* start *
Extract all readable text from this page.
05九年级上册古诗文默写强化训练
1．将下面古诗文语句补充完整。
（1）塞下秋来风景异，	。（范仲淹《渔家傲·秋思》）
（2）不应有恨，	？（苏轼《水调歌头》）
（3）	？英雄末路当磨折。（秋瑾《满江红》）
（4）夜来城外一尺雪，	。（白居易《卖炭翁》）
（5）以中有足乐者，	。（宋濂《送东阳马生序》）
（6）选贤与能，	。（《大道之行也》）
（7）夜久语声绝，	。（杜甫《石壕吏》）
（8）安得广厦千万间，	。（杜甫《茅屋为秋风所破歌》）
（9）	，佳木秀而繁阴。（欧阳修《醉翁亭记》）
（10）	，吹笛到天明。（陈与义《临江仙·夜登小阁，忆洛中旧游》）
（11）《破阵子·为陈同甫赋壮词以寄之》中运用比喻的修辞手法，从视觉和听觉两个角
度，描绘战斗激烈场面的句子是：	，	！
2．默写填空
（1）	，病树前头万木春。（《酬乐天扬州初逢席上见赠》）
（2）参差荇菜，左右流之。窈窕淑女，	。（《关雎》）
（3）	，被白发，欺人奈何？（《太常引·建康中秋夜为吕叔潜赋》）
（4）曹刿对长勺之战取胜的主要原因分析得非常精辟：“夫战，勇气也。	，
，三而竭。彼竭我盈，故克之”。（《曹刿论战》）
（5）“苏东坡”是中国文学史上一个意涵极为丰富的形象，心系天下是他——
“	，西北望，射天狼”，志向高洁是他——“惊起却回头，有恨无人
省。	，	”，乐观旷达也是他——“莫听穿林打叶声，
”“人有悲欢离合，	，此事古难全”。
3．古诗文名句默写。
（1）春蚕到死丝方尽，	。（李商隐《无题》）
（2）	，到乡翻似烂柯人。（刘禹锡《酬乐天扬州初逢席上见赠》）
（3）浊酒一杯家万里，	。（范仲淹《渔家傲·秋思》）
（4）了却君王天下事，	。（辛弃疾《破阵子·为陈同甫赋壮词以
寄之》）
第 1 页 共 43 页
* end *
* start *
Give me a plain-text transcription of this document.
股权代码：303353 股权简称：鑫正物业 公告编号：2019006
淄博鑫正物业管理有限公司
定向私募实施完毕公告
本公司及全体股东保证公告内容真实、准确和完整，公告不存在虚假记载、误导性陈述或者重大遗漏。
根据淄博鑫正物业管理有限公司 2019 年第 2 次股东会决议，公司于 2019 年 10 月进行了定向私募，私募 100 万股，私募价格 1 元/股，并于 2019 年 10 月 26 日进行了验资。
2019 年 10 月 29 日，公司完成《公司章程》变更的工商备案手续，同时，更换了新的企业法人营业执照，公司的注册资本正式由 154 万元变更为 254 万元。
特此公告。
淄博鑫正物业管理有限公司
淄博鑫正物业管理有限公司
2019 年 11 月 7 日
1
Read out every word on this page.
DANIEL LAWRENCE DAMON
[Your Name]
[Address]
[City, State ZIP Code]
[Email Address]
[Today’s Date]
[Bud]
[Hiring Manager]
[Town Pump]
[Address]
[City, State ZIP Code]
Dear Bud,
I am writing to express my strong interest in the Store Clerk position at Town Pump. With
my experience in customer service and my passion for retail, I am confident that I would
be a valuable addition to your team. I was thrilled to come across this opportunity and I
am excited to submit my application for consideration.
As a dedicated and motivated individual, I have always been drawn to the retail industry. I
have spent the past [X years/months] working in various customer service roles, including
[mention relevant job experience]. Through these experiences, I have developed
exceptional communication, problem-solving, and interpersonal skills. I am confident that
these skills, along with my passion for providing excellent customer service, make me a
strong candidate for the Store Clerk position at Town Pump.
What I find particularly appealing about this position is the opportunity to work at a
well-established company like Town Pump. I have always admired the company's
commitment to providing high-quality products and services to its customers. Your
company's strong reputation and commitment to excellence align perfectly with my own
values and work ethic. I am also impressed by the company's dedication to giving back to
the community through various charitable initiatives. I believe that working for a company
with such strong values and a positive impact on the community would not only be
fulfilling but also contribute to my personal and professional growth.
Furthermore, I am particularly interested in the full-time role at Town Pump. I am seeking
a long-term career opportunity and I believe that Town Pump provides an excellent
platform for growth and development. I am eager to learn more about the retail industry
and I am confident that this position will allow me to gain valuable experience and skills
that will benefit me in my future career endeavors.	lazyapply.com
* end *
Requirement - Go through the material above and copy each line that has the word "always".

Written answer -
As a dedicated and motivated individual, I have always been drawn to the retail industry. I
well-established company like Town Pump. I have always admired the company's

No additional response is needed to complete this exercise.